**Aim of the task:**
Give only the number of lines that hold the word "escribe".
··· Given information ···
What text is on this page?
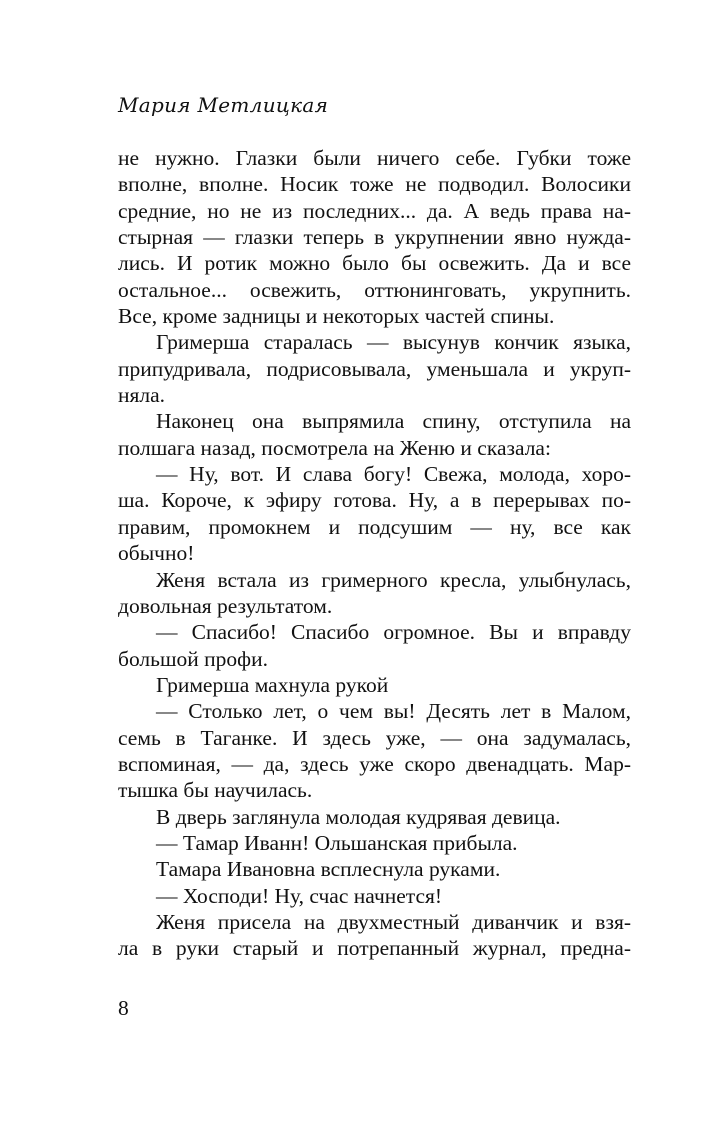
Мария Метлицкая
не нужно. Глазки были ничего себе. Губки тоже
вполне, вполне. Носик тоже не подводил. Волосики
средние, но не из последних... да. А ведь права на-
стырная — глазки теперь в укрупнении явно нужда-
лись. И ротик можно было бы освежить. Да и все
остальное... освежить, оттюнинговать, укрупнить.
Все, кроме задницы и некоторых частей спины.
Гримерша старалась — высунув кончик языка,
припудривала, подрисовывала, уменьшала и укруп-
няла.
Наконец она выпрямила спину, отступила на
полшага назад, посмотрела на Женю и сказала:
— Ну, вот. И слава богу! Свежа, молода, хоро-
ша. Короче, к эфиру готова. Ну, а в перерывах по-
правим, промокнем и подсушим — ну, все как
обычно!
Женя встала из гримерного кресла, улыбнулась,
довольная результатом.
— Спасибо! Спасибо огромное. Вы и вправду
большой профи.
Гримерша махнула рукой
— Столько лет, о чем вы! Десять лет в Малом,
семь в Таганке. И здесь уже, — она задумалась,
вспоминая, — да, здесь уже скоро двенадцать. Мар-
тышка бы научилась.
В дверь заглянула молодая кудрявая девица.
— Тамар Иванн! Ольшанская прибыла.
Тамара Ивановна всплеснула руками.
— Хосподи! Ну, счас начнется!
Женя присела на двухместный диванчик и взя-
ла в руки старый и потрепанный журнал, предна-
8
···
··· Given information ···
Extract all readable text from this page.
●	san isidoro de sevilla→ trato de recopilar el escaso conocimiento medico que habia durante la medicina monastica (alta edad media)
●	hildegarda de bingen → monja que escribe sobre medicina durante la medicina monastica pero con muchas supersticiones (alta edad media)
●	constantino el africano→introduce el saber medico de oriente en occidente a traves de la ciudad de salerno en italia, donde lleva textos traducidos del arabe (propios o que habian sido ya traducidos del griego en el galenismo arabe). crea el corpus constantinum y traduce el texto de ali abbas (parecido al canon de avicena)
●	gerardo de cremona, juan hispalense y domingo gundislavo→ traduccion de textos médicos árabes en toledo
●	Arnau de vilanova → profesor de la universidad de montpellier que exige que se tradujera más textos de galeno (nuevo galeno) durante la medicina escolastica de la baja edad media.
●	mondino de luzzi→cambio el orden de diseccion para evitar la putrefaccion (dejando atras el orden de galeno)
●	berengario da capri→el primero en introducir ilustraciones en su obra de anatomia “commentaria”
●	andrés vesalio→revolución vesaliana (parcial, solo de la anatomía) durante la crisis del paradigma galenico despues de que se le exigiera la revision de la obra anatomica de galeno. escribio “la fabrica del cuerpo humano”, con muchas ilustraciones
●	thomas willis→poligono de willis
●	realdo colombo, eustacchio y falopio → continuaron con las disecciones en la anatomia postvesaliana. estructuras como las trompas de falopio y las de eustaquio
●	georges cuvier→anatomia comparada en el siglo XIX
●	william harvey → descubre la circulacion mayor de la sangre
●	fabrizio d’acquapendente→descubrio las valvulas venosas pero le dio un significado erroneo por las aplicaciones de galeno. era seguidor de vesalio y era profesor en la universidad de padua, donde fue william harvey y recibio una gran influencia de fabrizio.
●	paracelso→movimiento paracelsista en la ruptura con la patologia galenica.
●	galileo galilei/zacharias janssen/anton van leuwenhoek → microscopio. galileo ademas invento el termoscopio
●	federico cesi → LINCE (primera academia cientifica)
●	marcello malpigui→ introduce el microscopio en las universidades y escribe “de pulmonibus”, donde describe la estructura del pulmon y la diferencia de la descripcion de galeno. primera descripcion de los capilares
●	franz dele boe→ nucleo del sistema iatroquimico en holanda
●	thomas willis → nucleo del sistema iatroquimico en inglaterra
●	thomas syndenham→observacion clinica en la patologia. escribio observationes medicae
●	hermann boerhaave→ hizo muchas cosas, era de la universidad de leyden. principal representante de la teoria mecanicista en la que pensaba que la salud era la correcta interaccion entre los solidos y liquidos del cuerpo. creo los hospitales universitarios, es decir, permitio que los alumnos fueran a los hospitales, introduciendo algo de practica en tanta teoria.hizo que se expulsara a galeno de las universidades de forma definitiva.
···
··· Given information ···
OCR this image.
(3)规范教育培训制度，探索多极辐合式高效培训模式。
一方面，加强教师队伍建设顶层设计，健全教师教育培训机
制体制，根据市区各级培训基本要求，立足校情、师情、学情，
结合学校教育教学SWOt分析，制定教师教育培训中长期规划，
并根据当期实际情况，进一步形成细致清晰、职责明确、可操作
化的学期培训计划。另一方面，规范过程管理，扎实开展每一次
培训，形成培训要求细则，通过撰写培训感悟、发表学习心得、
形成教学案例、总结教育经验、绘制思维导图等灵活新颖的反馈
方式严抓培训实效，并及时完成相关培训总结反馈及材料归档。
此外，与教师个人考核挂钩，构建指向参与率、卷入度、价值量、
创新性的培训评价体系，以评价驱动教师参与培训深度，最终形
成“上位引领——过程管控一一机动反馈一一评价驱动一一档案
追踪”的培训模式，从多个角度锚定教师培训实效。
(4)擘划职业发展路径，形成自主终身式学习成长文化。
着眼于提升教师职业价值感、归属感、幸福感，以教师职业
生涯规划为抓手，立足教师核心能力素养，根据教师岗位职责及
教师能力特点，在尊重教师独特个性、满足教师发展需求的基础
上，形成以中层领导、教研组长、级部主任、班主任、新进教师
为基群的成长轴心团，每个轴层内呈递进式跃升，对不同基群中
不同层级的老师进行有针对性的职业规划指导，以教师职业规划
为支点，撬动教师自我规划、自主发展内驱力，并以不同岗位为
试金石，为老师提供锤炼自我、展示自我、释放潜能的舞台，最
···
**Answer below:**
2